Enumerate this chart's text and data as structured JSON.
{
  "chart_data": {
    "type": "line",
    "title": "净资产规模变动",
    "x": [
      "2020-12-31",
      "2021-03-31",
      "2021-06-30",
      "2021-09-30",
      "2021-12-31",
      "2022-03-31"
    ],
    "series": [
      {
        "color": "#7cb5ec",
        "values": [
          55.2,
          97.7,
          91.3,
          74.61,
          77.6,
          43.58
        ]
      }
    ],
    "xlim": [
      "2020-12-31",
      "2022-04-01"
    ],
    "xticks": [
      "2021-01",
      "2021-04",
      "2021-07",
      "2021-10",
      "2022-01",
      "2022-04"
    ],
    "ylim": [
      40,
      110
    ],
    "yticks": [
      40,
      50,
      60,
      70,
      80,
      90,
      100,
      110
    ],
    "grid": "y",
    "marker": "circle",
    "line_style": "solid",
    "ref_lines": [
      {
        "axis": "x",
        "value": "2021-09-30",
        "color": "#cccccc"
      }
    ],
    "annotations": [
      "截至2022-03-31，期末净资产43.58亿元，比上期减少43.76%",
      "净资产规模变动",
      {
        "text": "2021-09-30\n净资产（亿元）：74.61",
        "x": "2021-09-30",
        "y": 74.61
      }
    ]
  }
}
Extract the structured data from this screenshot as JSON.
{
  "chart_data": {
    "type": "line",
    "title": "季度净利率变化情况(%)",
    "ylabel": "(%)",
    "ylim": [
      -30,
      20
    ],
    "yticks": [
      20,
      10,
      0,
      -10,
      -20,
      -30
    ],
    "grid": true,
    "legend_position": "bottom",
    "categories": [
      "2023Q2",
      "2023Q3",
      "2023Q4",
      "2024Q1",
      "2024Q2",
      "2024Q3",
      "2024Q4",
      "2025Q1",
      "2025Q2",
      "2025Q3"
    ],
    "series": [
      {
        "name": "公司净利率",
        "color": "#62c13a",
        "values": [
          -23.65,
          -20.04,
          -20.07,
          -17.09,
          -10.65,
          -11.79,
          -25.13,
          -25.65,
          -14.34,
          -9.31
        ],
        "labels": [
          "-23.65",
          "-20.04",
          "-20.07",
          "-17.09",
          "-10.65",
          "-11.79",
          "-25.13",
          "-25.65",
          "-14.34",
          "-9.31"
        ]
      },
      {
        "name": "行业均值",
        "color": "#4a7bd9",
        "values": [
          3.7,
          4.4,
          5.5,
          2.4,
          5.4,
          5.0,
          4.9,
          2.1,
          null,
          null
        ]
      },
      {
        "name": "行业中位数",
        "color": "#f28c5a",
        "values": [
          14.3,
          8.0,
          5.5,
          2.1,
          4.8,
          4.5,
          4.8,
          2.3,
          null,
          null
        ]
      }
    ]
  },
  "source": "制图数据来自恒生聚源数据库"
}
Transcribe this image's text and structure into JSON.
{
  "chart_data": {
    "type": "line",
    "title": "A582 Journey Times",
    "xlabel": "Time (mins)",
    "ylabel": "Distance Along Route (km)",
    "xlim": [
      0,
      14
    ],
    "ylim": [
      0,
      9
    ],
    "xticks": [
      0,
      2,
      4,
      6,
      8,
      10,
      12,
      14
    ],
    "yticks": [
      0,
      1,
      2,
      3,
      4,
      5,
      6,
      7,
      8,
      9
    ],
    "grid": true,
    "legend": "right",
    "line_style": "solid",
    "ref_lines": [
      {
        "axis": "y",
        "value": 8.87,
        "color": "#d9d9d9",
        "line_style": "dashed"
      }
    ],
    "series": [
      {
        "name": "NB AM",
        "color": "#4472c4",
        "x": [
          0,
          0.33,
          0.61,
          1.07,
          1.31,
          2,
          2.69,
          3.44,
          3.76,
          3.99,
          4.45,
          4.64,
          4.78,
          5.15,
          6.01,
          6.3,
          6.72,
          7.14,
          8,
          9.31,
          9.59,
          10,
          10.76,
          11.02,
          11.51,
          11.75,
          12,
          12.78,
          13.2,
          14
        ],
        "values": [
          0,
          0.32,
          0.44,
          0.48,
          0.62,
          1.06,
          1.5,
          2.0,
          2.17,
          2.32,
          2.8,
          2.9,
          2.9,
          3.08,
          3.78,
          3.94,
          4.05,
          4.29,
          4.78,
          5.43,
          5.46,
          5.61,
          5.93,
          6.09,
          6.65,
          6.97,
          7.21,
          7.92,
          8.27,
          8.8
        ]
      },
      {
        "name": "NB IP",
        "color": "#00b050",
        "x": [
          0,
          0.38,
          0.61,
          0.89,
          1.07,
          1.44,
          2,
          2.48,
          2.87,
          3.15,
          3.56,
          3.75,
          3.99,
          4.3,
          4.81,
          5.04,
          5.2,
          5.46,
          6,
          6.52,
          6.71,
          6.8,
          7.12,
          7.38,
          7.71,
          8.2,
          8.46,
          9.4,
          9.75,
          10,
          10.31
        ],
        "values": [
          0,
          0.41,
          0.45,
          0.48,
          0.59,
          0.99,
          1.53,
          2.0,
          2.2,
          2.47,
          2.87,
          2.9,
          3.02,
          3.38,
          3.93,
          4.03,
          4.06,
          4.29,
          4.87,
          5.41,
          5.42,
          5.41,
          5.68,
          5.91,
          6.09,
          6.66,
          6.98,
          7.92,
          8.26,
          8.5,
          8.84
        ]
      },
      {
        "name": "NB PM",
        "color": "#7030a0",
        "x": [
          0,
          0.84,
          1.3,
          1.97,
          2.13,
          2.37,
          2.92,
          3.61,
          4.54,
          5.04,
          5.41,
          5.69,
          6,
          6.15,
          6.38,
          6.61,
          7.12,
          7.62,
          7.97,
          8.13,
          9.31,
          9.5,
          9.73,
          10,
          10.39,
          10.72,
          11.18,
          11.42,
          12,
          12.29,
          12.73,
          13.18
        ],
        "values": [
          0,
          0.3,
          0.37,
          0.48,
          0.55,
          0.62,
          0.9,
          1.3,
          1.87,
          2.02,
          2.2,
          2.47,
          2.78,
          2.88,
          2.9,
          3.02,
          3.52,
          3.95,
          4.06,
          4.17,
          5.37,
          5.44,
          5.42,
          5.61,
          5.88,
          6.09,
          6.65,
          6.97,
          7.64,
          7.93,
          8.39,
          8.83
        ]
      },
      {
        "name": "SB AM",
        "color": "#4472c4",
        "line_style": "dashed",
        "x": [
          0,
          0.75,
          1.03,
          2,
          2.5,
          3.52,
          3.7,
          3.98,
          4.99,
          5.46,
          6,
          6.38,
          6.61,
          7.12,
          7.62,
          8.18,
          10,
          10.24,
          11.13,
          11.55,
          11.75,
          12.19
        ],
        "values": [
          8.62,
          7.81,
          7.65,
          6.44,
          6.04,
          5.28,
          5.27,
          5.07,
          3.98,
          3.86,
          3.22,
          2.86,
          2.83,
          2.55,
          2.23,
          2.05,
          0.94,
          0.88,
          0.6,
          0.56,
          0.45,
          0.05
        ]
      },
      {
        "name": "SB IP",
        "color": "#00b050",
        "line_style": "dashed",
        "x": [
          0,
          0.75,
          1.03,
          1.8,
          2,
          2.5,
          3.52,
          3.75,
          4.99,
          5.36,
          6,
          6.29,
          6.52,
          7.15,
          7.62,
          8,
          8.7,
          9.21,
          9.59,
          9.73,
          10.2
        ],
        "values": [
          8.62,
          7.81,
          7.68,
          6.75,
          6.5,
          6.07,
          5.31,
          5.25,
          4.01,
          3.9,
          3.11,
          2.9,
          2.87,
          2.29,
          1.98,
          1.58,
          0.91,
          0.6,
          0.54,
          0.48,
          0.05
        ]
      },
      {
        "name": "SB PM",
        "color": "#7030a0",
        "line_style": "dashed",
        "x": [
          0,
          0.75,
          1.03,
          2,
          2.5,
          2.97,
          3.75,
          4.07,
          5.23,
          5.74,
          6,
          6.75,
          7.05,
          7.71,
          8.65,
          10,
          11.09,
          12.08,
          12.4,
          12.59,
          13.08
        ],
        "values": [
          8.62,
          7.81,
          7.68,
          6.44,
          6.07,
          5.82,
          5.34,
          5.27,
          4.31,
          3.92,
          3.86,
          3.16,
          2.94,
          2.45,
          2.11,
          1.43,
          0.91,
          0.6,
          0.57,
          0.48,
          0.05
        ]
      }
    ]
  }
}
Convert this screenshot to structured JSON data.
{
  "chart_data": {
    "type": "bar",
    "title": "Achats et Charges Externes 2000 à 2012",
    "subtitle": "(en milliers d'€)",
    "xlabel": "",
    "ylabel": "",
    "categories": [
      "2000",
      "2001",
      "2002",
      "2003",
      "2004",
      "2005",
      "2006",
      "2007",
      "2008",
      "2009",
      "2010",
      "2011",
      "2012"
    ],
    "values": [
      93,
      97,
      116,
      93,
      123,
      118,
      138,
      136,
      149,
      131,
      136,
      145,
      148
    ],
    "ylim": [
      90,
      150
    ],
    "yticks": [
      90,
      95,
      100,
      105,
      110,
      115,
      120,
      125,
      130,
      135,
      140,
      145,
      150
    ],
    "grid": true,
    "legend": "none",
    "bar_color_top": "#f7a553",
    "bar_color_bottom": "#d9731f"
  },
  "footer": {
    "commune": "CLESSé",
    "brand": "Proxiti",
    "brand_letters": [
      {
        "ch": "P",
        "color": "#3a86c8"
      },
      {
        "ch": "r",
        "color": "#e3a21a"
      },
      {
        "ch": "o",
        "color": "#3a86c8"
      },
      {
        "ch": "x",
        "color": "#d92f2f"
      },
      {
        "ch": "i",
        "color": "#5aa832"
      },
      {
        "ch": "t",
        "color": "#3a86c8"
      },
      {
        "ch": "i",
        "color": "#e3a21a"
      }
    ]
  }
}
◇ ◇ ◇ ◇ ◇ ◇ ◇
## PROBLEM DESCRIPTION
Reply with one number only: how many lines of the listing hold "structured"?

## PROBLEM SOLUTION
3